Cook County Board of Commissioners suburban Cook County Democratic primary
| Party |  | Candidate | Votes | % |
|---|---|---|---|---|
|  | Democratic | Joan P. Murphy | 75,981 | 13.85 |
|  | Democratic | Janice D. "Jan" Schakowsky | 72,315 | 13.18 |
|  | Democratic | Kevin J. Conlon | 71,012 | 12.94 |
|  | Democratic | John D. Rita | 70,835 | 12.91 |
|  | Democratic | Andrew "Andy" Przybylo | 67,167 | 12.24 |
|  | Democratic | Renee H. Thaler | 67,072 | 12.22 |
|  | Democratic | John J. Lattner | 62,287 | 11.35 |
|  | Democratic | Edward J. King | 62,015 | 11.30 |

=====Republican=====

Cook County Board of Commissioners suburban Cook County Republican primary
| Party |  | Candidate | Votes | % |
|---|---|---|---|---|
|  | Republican | Bernard Carey (incumbent) | 54,525 | 13.21 |
|  | Republican | Mary M. McDonald (incumbent) | 47,117 | 11.43 |
|  | Republican | Joseph I. Woods (incumbent) | 43,912 | 10.64 |
|  | Republican | Carl R. Hansen (incumbent) | 42,499 | 10.30 |
|  | Republican | Harold L. Tyrrell (incumbent) | 41,272 | 10.00 |
|  | Republican | Richard A. Siebel (incumbent) | 39,733 | 9.63 |
|  | Republican | Joseph D. Mathewson | 38,207 | 9.26 |
|  | Republican | Patricia J. Semrow | 28,887 | 7.00 |
|  | Republican | Gordon Scott Hirsch | 27,229 | 6.60 |
|  | Republican | Thomas E. Brennan | 25,365 | 6.15 |
|  | Republican | C. Robert McDonald | 23,855 | 5.78 |

====General election====
Republican nominee Bernard Carey was replaced on the ballot by Robert P. Gooley, as Carey opted to instead run for Illinois Attorney General, replacing James T. Ryan as the Republican nominee for that election.

Cook County Board of Commissioners suburban Cook County election
| Party |  | Candidate | Votes | % |
|---|---|---|---|---|
|  | Republican | Mary M. McDonald (incumbent) | 339,214 | 9.08 |
|  | Republican | Joseph D. Mathewson | 336,097 | 9.00 |
|  | Republican | Harold L. Tyrrell (incumbent) | 317,481 | 8.50 |
|  | Republican | Carl R. Hansen (incumbent) | 314,145 | 8.41 |
|  | Republican | Richard A. Siebel (incumbent) | 310,800 | 8.32 |
|  | Republican | Joseph I. Woods (incumbent) | 303,068 | 8.11 |
|  | Republican | Robert P. Gooley | 269,438 | 7.21 |
|  | Democratic | Joan P. Murphy | 262,699 | 7.03 |
|  | Democratic | Janice D. "Jan" Schakowsky | 239,517 | 6.41 |
|  | Democratic | John J. Lattner | 229,352 | 6.14 |
|  | Democratic | Kevin J. Conlon | 216,394 | 5.79 |
|  | Democratic | Andrew "Andy" Przybylo | 209,503 | 5.61 |
|  | Democratic | John D. Rita | 198,403 | 5.31 |
|  | Democratic | Renee H. Thaler | 189,344 | 5.07 |

==Cook County Board of Appeals ==

In the 1986 Cook County Board of Appeals election, both seats on the board were up for election. The election was an at-large election.

(EXERCISE DIRECTIONS):
In the Cook County Board results, who replaced Bernard Carey on the general election ballot?

(LISTED RECORDS):
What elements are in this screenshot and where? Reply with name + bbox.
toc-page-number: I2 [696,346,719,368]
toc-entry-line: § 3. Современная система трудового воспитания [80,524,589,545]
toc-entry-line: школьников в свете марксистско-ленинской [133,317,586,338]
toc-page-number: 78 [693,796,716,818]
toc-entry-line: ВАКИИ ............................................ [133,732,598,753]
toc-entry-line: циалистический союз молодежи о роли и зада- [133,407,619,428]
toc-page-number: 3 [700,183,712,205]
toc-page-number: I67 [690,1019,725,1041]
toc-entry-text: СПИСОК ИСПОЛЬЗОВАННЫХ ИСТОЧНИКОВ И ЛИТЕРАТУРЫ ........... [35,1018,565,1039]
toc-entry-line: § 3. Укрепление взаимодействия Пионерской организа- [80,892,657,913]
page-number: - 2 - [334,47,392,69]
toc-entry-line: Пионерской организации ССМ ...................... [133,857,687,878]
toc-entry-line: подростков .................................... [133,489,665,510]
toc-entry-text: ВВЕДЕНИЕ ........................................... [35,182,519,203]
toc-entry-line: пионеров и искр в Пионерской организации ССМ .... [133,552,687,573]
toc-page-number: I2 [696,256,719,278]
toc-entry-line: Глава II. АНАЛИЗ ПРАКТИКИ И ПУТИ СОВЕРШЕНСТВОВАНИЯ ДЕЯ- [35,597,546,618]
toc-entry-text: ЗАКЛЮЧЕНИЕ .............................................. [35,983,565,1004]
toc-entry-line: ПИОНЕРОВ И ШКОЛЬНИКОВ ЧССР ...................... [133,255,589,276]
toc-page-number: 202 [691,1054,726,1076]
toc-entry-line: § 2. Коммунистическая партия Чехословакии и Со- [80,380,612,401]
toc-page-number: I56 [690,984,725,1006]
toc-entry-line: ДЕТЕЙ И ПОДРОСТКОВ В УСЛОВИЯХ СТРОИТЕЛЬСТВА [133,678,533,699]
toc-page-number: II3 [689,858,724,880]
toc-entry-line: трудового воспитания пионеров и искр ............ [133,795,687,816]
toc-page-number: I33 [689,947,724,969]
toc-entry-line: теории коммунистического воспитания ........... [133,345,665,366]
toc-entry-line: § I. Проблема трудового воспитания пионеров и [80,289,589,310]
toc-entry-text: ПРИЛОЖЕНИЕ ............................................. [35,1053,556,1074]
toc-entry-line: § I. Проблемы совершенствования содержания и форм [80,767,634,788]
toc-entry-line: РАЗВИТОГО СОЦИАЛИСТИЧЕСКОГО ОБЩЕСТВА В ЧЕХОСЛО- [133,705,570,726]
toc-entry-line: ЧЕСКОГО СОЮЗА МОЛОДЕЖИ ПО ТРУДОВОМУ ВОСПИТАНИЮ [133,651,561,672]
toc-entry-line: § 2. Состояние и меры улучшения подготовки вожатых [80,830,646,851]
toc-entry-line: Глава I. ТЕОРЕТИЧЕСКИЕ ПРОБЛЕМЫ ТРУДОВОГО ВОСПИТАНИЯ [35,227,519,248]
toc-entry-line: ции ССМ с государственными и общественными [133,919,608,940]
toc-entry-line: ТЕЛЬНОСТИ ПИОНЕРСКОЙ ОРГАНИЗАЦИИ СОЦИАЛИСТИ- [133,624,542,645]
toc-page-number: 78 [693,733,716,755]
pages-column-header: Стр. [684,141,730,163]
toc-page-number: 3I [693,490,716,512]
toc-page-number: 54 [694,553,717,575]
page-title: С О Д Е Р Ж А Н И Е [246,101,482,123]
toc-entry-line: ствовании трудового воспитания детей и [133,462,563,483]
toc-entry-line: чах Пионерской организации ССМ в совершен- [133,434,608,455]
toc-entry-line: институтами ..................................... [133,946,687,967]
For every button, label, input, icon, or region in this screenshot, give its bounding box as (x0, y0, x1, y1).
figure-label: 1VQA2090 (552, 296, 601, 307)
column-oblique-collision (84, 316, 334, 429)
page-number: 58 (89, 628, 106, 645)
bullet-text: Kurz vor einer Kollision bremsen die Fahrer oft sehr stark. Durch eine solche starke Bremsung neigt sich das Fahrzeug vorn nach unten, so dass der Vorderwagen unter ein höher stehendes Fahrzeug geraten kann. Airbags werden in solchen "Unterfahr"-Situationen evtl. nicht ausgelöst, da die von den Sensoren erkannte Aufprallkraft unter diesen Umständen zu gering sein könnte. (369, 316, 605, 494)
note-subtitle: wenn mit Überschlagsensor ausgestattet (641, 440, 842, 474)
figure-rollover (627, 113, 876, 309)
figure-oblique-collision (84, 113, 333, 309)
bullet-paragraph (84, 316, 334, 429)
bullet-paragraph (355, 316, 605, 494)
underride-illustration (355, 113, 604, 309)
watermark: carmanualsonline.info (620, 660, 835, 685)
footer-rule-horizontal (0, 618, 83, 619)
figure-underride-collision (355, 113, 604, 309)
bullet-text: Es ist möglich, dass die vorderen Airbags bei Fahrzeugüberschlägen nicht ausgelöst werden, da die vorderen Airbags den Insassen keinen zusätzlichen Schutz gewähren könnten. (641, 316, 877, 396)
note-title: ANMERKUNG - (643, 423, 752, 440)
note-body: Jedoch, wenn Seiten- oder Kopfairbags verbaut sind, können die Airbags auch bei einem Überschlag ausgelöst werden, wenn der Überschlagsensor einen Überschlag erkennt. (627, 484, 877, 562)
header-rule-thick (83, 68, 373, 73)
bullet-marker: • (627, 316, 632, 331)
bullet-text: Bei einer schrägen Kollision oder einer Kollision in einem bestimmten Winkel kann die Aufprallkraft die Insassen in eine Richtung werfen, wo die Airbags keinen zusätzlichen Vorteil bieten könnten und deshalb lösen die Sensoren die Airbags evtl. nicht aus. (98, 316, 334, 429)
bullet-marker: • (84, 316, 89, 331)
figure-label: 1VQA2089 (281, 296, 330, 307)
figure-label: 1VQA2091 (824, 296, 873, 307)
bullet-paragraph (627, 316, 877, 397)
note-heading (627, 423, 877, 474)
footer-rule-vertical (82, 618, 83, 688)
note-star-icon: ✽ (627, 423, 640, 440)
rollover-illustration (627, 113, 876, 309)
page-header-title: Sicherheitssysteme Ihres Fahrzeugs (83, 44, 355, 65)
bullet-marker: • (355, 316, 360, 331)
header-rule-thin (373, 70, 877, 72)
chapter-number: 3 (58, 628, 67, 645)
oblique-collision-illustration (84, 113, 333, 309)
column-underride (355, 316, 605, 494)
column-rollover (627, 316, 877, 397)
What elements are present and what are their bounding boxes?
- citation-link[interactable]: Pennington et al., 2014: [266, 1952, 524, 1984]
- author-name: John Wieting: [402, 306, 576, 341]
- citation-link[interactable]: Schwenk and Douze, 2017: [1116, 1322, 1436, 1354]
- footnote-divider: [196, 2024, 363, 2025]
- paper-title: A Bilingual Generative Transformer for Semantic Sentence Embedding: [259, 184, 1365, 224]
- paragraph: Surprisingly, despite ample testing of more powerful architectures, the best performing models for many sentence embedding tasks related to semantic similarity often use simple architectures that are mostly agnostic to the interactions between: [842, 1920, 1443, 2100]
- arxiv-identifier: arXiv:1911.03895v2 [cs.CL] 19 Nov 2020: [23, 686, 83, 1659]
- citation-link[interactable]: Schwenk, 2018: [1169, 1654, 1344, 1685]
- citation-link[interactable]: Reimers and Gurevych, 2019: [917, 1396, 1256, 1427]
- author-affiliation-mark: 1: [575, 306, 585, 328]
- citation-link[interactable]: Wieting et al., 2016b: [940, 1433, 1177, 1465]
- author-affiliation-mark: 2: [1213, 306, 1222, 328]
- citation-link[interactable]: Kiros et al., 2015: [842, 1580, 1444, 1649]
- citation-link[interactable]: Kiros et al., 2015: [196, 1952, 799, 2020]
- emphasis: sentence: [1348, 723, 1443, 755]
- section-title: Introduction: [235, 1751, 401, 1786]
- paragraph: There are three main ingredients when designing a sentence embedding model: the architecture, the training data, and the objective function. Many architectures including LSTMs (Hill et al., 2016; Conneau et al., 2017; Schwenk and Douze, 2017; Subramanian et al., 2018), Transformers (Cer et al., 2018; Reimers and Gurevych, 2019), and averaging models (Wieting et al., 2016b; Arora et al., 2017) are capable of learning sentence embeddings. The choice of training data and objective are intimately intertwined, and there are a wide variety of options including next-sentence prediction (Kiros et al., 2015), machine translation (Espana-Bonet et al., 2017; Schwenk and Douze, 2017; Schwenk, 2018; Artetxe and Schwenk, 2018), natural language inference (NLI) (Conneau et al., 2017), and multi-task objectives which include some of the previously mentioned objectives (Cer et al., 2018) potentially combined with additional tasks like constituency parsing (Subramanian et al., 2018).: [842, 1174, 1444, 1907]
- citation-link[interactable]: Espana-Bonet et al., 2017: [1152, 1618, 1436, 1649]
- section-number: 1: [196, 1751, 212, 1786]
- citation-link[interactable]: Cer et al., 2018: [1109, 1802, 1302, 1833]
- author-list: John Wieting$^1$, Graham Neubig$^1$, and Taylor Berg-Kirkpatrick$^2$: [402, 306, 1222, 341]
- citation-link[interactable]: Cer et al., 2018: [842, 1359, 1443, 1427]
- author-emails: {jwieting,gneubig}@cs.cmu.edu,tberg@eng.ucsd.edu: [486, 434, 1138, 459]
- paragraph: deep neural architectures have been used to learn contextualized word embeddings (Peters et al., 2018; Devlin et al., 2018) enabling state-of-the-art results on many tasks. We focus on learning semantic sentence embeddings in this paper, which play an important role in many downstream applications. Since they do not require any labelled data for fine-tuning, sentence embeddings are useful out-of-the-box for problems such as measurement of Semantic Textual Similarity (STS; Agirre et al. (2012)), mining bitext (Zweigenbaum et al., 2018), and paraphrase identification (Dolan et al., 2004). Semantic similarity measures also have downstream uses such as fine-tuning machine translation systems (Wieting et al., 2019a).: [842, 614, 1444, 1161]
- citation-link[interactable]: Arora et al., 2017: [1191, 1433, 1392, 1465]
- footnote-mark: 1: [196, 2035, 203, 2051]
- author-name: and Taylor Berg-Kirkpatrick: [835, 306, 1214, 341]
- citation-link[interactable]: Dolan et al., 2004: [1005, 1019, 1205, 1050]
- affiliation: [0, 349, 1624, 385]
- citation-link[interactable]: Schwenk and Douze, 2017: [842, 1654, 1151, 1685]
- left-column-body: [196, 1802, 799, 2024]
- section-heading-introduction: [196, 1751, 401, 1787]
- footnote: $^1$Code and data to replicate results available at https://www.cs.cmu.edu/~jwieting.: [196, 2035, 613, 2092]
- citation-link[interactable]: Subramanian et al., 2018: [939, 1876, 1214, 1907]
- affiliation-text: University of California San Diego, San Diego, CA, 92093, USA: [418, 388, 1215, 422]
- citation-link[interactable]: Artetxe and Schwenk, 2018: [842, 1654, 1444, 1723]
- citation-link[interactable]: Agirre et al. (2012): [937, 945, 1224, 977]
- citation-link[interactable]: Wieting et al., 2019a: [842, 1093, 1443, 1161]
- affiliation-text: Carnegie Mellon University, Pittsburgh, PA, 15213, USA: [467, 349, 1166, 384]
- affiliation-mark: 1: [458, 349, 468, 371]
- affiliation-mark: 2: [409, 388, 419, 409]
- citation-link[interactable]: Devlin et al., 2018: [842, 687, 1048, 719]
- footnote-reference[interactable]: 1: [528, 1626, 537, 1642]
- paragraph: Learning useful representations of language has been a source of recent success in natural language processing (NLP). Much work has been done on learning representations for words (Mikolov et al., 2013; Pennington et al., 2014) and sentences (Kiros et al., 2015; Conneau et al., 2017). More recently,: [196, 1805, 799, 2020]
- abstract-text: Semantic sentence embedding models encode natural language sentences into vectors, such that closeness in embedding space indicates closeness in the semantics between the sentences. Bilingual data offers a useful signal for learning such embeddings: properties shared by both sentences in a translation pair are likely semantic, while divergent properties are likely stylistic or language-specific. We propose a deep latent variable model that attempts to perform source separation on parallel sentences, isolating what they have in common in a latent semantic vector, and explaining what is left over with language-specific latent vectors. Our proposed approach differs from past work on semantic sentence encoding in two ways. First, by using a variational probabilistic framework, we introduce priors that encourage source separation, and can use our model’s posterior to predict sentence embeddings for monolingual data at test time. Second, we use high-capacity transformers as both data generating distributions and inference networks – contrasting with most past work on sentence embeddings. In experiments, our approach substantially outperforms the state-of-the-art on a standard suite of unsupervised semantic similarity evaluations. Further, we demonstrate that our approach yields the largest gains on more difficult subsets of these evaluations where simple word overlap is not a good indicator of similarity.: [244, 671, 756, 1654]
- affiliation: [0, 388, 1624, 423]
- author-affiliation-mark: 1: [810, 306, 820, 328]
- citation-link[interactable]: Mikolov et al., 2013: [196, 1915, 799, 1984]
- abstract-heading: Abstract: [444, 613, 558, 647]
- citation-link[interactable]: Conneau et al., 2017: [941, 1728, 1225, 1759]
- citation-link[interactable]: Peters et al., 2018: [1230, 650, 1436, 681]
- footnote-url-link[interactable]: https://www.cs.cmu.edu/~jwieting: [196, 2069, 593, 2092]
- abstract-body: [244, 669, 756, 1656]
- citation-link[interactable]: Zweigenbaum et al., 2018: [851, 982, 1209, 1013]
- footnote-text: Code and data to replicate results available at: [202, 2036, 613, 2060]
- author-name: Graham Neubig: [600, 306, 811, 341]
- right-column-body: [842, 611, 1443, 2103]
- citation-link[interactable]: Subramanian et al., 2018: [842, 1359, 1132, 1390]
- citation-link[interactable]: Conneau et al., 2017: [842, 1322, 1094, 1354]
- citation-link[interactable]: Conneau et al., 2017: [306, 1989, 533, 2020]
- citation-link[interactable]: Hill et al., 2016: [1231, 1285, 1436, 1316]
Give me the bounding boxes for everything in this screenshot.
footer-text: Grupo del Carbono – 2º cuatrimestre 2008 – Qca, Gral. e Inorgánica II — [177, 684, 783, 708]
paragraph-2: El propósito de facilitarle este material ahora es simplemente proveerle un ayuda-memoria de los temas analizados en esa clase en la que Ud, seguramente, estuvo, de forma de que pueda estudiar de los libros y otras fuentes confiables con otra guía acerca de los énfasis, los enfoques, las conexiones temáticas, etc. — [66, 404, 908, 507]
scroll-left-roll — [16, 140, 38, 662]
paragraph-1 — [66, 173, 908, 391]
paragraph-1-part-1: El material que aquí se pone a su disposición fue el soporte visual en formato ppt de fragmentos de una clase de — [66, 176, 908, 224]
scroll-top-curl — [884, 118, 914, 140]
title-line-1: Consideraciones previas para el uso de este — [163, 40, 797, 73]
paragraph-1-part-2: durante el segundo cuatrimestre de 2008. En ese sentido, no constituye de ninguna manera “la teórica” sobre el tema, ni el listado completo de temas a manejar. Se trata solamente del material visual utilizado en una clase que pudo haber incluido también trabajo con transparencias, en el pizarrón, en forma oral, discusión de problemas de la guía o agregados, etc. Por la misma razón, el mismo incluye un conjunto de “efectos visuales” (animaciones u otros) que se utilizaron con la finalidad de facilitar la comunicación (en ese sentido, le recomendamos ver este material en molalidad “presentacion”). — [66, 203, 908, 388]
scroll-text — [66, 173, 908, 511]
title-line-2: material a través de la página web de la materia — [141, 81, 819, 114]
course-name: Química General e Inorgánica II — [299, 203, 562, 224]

(COMPLETED TASK):
Robert P. Gooley